• **What the task asks**: Pick out all lines with the word "Augusts" from the records that follow.

• **Supplied data**:
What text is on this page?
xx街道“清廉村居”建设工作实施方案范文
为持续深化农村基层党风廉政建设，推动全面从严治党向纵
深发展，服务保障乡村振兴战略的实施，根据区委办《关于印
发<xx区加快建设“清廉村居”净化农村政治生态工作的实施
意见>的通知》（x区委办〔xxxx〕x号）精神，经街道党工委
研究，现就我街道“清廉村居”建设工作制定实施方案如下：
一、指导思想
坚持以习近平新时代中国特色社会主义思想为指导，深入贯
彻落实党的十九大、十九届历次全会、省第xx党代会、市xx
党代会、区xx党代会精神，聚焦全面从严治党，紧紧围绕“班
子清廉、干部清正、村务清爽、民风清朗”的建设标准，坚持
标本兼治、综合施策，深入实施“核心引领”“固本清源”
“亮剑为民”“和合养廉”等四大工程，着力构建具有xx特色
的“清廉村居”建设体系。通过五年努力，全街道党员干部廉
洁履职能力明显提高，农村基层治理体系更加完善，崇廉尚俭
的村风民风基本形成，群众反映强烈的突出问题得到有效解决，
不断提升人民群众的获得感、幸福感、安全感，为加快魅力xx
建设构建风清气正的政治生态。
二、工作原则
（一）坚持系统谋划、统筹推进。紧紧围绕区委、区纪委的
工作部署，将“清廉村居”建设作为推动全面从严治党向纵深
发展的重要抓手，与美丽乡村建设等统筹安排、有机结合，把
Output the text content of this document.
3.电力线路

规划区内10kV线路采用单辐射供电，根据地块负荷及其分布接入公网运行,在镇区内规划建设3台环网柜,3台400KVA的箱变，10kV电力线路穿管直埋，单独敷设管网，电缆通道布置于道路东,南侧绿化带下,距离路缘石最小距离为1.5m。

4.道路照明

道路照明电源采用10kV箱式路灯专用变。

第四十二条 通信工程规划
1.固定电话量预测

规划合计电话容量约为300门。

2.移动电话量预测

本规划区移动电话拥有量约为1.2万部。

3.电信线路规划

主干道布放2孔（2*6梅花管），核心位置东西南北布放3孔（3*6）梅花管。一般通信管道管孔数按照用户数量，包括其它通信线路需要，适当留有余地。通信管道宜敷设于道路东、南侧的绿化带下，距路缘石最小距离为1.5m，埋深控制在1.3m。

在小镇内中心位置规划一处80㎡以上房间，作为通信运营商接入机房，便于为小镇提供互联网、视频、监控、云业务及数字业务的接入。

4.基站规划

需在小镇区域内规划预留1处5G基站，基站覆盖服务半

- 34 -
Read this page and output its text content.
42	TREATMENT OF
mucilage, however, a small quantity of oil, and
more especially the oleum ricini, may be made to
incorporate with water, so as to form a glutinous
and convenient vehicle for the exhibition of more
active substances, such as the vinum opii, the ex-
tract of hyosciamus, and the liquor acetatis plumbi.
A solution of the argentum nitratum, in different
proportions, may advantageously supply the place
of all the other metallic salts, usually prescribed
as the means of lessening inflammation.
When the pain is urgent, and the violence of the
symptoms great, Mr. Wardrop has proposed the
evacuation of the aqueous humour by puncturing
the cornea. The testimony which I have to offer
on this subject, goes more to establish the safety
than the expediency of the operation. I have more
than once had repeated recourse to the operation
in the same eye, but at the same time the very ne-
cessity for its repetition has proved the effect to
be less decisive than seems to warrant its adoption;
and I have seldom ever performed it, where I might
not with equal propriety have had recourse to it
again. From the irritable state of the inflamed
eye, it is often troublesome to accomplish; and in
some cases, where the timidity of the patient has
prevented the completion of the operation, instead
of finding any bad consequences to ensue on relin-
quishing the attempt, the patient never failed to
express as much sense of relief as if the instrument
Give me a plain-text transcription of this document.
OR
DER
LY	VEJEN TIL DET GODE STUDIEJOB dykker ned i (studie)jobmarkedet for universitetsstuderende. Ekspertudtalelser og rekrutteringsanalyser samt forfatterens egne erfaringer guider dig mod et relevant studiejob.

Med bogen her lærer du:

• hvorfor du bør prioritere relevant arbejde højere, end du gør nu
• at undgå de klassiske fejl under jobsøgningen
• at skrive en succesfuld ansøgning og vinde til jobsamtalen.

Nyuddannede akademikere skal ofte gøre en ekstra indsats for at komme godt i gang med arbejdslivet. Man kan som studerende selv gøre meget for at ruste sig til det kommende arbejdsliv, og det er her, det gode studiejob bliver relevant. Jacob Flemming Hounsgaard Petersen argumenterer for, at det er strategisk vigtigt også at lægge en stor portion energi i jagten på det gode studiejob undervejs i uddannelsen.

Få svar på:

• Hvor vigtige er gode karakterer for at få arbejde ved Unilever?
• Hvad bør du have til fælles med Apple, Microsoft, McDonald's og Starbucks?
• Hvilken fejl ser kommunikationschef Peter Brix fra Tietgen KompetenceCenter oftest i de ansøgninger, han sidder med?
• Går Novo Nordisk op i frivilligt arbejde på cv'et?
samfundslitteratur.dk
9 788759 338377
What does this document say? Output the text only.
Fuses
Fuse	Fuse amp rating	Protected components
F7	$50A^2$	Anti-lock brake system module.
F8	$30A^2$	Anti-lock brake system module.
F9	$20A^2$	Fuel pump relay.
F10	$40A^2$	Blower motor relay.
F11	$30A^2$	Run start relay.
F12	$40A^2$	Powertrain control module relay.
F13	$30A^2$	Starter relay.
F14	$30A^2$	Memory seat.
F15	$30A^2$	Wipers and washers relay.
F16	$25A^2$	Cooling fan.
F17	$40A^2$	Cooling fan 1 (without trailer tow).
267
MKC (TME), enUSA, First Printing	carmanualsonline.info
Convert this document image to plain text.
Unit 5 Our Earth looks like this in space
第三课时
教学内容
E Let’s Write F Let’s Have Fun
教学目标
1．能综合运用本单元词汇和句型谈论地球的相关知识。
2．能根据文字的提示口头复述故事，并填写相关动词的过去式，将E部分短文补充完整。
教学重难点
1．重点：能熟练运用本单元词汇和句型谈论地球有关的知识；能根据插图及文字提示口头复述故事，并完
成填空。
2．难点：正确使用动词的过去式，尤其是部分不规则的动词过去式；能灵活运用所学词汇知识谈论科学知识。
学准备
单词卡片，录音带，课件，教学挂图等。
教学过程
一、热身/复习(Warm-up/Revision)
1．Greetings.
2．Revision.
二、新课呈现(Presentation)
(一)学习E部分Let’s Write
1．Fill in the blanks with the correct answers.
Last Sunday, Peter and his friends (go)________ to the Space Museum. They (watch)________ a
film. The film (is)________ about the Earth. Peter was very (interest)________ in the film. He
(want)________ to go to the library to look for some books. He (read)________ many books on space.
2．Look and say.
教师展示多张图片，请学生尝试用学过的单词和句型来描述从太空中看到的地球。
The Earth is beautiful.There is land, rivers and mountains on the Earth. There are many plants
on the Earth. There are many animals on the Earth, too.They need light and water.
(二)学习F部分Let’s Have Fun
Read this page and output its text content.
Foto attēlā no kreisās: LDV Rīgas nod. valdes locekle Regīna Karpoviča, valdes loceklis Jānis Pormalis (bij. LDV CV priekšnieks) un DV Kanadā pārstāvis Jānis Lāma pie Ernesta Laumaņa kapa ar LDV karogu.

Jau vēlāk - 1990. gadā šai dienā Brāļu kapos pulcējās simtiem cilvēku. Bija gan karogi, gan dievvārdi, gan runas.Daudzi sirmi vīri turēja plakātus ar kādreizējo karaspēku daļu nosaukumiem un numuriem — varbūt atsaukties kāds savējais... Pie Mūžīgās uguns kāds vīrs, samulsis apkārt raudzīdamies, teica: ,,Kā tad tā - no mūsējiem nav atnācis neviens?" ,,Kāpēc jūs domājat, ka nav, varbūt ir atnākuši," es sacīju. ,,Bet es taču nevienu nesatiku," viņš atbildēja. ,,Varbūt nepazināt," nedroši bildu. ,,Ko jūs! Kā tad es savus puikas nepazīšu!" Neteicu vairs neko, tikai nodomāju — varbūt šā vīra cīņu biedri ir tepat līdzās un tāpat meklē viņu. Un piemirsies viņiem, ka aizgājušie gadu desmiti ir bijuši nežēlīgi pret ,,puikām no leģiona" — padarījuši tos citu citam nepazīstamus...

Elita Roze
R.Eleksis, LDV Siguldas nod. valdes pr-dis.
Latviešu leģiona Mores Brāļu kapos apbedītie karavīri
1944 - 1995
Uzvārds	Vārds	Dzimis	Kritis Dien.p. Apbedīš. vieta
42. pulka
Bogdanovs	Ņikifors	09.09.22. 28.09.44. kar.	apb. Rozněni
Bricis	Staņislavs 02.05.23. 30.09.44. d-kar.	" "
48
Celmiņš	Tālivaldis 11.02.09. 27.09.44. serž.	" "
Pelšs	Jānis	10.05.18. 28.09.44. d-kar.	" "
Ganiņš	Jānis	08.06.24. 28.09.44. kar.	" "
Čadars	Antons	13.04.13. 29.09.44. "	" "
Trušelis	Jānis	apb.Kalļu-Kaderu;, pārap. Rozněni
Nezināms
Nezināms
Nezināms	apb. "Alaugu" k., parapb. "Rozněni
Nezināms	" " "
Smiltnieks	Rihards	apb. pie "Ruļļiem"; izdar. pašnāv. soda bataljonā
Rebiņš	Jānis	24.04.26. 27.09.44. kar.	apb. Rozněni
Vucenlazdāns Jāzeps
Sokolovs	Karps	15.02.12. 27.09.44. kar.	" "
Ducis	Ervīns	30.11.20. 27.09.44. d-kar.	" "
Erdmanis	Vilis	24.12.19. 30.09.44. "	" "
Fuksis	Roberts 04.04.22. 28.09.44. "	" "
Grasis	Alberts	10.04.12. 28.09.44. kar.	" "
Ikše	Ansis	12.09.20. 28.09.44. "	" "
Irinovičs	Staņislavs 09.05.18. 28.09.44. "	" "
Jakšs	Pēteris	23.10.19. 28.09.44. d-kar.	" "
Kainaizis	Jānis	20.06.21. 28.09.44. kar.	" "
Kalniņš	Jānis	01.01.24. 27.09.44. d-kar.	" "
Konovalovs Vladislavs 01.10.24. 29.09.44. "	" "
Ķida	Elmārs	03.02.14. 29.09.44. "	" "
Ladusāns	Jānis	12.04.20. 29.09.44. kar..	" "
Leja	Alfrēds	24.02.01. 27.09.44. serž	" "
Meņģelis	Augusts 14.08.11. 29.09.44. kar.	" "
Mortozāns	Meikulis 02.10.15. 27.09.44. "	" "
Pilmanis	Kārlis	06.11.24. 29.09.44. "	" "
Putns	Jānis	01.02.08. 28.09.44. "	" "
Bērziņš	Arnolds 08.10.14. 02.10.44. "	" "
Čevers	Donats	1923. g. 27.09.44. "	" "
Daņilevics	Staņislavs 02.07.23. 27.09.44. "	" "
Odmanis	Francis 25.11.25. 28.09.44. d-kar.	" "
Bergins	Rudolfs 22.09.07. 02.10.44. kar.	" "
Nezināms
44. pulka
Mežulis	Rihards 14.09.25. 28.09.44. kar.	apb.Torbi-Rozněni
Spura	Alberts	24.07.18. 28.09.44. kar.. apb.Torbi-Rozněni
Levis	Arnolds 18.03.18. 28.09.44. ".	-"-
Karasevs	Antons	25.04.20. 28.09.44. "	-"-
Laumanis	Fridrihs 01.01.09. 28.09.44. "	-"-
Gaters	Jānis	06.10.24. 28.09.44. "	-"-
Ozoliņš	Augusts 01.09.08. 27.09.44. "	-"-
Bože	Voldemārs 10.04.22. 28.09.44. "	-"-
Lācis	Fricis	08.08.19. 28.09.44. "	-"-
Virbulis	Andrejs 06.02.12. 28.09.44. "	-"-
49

• **Answer to the exercise**:
Meņģelis	Augusts 14.08.11. 29.09.44. kar.	" "
Ozoliņš	Augusts 01.09.08. 27.09.44. "	-"-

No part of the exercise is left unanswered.